_What needs to be done_
Retype all of the listing exactly, passing over any picture you find.

## Start Provided records

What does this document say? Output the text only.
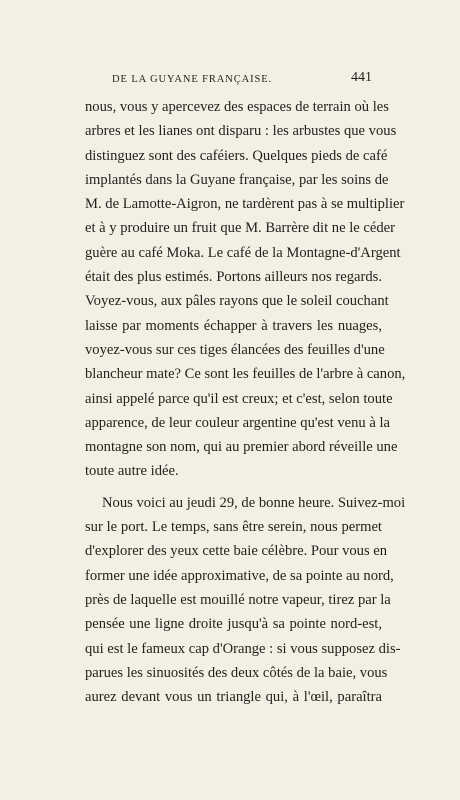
DE LA GUYANE FRANÇAISE.	441
nous, vous y apercevez des espaces de terrain où les
arbres et les lianes ont disparu : les arbustes que vous
distinguez sont des caféiers. Quelques pieds de café
implantés dans la Guyane française, par les soins de
M. de Lamotte-Aigron, ne tardèrent pas à se multiplier
et à y produire un fruit que M. Barrère dit ne le céder
guère au café Moka. Le café de la Montagne-d'Argent
était des plus estimés. Portons ailleurs nos regards.
Voyez-vous, aux pâles rayons que le soleil couchant
laisse par moments échapper à travers les nuages,
voyez-vous sur ces tiges élancées des feuilles d'une
blancheur mate? Ce sont les feuilles de l'arbre à canon,
ainsi appelé parce qu'il est creux; et c'est, selon toute
apparence, de leur couleur argentine qu'est venu à la
montagne son nom, qui au premier abord réveille une
toute autre idée.
Nous voici au jeudi 29, de bonne heure. Suivez-moi
sur le port. Le temps, sans être serein, nous permet
d'explorer des yeux cette baie célèbre. Pour vous en
former une idée approximative, de sa pointe au nord,
près de laquelle est mouillé notre vapeur, tirez par la
pensée une ligne droite jusqu'à sa pointe nord-est,
qui est le fameux cap d'Orange : si vous supposez dis-
parues les sinuosités des deux côtés de la baie, vous
aurez devant vous un triangle qui, à l'œil, paraîtra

## End Provided records

_Exercise solution_
What does this document say? Output the text only.
DE LA GUYANE FRANÇAISE.	441
nous, vous y apercevez des espaces de terrain où les
arbres et les lianes ont disparu : les arbustes que vous
distinguez sont des caféiers. Quelques pieds de café
implantés dans la Guyane française, par les soins de
M. de Lamotte-Aigron, ne tardèrent pas à se multiplier
et à y produire un fruit que M. Barrère dit ne le céder
guère au café Moka. Le café de la Montagne-d'Argent
était des plus estimés. Portons ailleurs nos regards.
Voyez-vous, aux pâles rayons que le soleil couchant
laisse par moments échapper à travers les nuages,
voyez-vous sur ces tiges élancées des feuilles d'une
blancheur mate? Ce sont les feuilles de l'arbre à canon,
ainsi appelé parce qu'il est creux; et c'est, selon toute
apparence, de leur couleur argentine qu'est venu à la
montagne son nom, qui au premier abord réveille une
toute autre idée.
Nous voici au jeudi 29, de bonne heure. Suivez-moi
sur le port. Le temps, sans être serein, nous permet
d'explorer des yeux cette baie célèbre. Pour vous en
former une idée approximative, de sa pointe au nord,
près de laquelle est mouillé notre vapeur, tirez par la
pensée une ligne droite jusqu'à sa pointe nord-est,
qui est le fameux cap d'Orange : si vous supposez dis-
parues les sinuosités des deux côtés de la baie, vous
aurez devant vous un triangle qui, à l'œil, paraîtra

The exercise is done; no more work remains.